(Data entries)
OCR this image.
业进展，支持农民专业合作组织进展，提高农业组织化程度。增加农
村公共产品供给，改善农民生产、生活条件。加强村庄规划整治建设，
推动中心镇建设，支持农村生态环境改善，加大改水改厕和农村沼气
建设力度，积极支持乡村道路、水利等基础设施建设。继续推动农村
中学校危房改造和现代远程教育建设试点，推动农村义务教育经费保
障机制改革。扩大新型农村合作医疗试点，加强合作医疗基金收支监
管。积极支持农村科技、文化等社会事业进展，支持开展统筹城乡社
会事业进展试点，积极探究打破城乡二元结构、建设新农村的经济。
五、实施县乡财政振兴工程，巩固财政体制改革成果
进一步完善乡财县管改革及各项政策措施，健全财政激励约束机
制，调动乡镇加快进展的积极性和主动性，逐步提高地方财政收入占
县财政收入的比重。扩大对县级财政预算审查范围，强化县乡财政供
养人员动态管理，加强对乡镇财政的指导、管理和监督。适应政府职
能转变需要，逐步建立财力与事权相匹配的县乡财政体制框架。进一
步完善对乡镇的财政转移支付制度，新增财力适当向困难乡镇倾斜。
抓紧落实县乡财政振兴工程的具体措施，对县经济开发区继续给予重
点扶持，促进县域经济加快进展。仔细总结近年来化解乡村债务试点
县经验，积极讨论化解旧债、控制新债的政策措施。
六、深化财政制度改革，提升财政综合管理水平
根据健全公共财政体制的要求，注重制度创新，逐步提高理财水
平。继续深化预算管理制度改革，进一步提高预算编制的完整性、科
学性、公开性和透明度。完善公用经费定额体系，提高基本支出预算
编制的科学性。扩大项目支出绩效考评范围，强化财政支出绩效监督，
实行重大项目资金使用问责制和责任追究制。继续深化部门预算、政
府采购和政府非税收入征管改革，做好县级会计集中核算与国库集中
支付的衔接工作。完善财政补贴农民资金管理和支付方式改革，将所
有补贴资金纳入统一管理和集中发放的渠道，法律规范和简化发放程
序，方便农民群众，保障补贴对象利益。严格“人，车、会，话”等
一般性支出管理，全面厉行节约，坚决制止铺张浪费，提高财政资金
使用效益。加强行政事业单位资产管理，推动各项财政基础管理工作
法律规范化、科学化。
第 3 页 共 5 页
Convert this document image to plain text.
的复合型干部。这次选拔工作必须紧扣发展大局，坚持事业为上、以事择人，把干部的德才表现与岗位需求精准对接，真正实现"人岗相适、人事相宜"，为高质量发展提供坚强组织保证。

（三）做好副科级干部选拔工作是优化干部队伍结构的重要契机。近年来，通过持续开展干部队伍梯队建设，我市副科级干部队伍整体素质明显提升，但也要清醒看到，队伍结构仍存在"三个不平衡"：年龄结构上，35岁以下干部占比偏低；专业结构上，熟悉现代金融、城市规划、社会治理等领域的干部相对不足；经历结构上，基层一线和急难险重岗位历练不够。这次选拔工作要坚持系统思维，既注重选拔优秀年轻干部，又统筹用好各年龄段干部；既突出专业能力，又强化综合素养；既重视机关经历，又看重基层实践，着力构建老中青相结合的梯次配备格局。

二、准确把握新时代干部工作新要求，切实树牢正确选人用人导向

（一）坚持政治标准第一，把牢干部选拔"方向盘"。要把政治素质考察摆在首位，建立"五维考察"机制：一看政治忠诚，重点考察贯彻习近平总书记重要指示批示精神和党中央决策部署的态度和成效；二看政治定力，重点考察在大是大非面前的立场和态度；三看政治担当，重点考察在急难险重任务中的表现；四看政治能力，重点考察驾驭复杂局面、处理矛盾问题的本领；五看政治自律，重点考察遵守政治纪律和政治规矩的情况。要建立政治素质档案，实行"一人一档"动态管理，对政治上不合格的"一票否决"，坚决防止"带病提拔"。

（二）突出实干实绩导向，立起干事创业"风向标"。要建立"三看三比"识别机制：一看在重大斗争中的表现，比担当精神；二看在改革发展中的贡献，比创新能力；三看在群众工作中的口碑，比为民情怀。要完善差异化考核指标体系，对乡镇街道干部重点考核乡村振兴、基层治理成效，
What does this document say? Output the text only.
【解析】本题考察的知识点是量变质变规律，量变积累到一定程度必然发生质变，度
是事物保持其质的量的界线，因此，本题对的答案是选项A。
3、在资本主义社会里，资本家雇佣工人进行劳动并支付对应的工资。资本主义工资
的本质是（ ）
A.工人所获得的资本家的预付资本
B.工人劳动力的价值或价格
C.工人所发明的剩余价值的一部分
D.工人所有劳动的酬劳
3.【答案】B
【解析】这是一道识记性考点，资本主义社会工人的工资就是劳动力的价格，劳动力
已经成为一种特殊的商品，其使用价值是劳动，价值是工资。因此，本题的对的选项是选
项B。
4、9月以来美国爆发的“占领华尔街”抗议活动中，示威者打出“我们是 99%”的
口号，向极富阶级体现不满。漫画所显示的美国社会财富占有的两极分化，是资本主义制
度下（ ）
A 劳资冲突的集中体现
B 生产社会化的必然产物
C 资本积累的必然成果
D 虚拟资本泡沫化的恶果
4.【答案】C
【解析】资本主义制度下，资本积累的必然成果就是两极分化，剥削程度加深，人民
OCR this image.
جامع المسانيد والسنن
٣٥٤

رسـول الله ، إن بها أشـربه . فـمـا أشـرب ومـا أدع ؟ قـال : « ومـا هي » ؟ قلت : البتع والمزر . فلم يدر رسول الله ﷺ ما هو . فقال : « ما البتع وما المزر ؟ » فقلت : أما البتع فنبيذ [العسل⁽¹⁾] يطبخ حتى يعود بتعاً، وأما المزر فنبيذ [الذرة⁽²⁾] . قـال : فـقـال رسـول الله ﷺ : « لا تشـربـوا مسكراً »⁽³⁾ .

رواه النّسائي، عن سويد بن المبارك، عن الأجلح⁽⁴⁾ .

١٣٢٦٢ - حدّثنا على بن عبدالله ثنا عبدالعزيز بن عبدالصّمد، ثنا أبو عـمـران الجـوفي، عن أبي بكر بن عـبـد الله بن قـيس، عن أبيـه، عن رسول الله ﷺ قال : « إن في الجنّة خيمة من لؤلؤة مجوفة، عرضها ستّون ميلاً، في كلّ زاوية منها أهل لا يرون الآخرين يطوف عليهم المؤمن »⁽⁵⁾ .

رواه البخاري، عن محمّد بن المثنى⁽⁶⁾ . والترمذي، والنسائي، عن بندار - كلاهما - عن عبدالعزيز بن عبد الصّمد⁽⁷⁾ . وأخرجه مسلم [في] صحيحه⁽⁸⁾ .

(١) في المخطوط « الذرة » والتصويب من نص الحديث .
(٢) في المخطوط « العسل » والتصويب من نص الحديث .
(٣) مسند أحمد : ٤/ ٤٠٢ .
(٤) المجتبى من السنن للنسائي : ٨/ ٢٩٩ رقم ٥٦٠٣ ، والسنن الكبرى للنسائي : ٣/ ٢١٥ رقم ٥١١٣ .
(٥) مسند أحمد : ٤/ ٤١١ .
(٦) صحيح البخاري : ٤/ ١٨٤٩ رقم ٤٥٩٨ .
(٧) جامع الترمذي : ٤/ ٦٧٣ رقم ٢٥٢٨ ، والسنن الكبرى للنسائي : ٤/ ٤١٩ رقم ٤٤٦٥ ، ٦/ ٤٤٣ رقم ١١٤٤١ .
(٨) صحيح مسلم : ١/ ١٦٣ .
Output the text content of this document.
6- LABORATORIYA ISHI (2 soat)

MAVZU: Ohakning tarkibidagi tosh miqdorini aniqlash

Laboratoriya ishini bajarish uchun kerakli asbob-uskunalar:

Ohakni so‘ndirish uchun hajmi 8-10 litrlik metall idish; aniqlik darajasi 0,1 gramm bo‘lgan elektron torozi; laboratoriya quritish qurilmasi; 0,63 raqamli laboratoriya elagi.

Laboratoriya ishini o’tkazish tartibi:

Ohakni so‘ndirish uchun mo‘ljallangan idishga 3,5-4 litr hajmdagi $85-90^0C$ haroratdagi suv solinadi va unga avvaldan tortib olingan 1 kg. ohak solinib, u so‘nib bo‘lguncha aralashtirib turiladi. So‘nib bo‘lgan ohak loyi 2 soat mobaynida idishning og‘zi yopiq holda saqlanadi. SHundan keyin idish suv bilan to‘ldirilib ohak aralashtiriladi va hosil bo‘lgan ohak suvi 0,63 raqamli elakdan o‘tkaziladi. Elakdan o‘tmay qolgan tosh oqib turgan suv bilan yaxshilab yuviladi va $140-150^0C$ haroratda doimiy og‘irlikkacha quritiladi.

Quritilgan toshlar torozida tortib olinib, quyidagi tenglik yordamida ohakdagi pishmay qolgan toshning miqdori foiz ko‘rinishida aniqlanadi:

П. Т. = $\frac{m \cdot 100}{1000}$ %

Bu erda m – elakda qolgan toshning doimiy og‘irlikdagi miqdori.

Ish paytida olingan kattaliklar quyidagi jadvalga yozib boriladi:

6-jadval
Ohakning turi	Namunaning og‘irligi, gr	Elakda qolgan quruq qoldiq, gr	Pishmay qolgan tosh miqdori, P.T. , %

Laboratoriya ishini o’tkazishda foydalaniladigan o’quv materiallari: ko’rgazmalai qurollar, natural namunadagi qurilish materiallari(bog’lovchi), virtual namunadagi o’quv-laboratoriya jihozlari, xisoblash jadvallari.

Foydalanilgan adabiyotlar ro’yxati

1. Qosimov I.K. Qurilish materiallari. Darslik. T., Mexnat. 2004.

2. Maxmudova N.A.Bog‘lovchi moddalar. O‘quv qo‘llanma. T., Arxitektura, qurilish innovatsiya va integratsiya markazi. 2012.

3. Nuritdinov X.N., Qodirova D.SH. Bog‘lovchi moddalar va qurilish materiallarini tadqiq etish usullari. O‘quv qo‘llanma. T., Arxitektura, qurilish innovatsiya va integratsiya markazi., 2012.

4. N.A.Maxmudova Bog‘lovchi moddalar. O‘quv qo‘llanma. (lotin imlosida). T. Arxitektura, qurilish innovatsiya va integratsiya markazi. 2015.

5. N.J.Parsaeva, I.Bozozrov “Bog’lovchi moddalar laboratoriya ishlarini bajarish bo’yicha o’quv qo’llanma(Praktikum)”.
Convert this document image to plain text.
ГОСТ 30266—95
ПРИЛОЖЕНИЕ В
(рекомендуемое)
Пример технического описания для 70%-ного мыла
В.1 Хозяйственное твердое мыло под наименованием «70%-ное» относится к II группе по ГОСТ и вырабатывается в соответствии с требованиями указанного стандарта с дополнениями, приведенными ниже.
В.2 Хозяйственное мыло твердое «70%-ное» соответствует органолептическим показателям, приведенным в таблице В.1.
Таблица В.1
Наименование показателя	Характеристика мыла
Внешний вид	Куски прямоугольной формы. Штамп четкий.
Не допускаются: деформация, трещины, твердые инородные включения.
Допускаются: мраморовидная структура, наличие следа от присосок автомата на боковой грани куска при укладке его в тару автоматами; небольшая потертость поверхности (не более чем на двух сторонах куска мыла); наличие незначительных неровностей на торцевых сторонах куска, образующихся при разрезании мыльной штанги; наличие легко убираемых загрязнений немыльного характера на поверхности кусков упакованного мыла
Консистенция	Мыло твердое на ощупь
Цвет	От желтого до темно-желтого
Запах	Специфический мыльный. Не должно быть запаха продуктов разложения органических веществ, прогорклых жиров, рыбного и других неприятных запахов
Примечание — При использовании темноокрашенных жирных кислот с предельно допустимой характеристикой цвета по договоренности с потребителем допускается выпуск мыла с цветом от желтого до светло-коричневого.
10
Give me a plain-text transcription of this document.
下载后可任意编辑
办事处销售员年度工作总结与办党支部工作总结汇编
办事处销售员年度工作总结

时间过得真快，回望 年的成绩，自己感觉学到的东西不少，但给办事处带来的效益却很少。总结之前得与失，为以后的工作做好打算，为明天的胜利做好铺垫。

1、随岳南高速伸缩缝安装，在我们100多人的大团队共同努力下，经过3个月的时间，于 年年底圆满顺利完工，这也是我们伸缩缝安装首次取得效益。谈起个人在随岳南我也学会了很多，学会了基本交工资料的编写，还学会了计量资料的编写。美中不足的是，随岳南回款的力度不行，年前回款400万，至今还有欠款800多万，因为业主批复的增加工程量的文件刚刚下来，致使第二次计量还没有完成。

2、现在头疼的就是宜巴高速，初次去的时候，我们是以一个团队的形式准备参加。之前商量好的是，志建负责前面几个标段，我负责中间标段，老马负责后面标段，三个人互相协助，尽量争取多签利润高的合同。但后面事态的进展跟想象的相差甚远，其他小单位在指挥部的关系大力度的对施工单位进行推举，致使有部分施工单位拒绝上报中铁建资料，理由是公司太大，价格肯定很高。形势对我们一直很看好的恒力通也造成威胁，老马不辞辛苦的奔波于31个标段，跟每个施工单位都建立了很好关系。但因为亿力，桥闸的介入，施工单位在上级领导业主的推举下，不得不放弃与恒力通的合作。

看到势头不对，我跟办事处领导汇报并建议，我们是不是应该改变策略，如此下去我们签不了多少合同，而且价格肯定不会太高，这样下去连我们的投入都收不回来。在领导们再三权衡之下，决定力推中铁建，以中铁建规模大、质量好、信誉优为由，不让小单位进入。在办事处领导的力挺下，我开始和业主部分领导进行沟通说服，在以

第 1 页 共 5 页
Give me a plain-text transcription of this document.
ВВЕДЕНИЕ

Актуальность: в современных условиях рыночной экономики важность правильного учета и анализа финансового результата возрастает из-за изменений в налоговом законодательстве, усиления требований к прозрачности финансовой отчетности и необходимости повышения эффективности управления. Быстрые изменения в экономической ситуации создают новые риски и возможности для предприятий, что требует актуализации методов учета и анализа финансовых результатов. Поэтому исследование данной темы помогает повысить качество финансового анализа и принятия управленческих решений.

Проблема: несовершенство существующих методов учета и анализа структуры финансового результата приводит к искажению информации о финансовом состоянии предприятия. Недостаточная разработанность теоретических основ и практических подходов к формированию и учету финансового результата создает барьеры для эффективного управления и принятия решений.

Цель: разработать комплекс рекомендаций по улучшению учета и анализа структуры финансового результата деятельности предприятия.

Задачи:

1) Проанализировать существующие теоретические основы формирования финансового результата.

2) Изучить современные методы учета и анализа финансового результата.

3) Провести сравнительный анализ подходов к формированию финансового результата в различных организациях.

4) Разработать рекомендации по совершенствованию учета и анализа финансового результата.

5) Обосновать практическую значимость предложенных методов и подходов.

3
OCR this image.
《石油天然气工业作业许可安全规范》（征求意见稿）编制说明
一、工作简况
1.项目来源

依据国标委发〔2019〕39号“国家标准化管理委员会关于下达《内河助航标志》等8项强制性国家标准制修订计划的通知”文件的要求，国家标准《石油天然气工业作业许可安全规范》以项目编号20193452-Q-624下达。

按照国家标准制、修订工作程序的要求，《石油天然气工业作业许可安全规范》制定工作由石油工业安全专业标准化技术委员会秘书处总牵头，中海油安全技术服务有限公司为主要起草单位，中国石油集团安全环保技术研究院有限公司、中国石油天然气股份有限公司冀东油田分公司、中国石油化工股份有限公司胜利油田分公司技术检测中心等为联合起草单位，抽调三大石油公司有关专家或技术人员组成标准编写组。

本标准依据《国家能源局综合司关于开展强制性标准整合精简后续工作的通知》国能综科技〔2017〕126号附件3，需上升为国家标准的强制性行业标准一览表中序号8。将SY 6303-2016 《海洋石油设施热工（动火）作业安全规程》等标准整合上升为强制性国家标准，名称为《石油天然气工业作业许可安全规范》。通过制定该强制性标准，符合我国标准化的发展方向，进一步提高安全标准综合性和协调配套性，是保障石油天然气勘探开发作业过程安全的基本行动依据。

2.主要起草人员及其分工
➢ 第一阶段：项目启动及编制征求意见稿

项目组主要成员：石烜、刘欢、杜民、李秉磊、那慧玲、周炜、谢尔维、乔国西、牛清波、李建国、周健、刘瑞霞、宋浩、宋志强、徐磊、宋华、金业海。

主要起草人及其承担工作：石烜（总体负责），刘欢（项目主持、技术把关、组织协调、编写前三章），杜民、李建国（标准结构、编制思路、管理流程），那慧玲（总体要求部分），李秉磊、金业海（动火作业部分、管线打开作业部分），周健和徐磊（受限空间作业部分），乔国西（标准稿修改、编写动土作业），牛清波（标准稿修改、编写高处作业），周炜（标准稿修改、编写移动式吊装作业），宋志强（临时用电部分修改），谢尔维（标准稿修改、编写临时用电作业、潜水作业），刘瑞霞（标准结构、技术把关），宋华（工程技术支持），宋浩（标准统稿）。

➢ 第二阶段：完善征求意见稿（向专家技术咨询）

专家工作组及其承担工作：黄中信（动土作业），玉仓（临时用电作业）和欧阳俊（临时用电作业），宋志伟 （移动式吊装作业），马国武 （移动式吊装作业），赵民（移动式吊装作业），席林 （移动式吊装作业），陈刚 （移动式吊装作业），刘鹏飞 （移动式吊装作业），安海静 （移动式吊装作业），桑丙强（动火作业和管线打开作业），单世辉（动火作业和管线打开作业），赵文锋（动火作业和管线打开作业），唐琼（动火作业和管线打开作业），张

-- Objective --
Pull out all lines from the entries above that include the word "البخاري".

-- Reply --
رواه البخاري، عن محمّد بن المثنى⁽⁶⁾ . والترمذي، والنسائي، عن بندار - كلاهما - عن عبدالعزيز بن عبد الصّمد⁽⁷⁾ . وأخرجه مسلم [في] صحيحه⁽⁸⁾ .
(٦) صحيح البخاري : ٤/ ١٨٤٩ رقم ٤٥٩٨ .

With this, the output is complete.